▶ _Written instruction_
What lines of the data hold the string "Квартира"? Pull each one out.

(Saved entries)

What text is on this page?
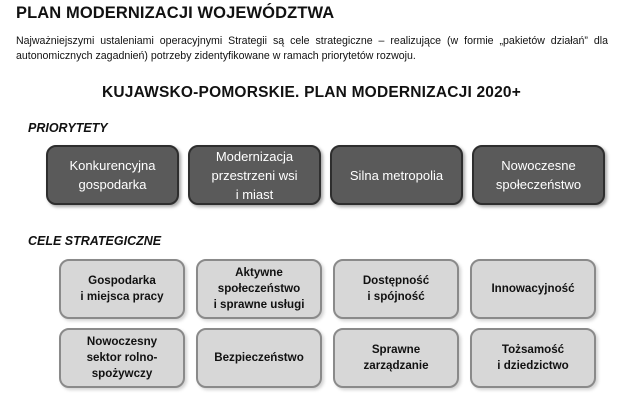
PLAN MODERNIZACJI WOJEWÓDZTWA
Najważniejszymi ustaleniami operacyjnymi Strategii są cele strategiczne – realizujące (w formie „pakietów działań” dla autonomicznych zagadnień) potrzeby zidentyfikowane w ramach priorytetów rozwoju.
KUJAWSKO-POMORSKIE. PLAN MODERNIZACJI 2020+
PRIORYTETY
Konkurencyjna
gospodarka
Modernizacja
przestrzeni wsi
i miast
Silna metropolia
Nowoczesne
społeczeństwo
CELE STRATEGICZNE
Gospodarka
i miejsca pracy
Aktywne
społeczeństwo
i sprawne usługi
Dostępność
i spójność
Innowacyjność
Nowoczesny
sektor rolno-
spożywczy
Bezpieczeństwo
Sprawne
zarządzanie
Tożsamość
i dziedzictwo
==
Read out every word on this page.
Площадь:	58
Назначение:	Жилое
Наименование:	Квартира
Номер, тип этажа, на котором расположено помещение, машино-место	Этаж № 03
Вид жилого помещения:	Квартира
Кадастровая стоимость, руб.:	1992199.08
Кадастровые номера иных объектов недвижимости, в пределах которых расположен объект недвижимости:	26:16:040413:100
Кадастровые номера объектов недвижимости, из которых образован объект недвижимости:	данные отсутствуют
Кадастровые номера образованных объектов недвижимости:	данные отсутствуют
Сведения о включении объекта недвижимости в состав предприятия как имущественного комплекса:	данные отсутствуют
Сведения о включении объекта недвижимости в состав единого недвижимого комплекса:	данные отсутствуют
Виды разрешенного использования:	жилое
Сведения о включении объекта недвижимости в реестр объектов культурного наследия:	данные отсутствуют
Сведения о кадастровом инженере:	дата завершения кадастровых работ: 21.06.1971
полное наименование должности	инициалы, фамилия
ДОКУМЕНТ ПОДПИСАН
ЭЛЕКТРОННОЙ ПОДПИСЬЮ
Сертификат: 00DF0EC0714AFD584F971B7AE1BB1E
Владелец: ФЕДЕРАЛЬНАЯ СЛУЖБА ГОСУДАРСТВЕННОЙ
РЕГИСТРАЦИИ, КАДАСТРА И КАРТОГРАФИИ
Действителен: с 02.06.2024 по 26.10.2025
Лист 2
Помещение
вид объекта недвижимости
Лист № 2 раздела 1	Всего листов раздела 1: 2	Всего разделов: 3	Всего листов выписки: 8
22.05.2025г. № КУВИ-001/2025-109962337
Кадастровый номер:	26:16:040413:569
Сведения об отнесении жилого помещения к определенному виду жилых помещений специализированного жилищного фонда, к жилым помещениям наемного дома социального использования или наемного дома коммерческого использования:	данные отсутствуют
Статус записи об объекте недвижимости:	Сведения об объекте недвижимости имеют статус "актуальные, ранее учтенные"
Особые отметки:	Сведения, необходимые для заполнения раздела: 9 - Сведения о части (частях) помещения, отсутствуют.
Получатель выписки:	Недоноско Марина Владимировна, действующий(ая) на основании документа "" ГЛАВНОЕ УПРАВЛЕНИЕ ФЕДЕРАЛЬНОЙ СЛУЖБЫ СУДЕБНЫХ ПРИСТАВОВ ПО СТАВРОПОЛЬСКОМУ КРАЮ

▶ _Expected answer_
Наименование:	Квартира
Вид жилого помещения:	Квартира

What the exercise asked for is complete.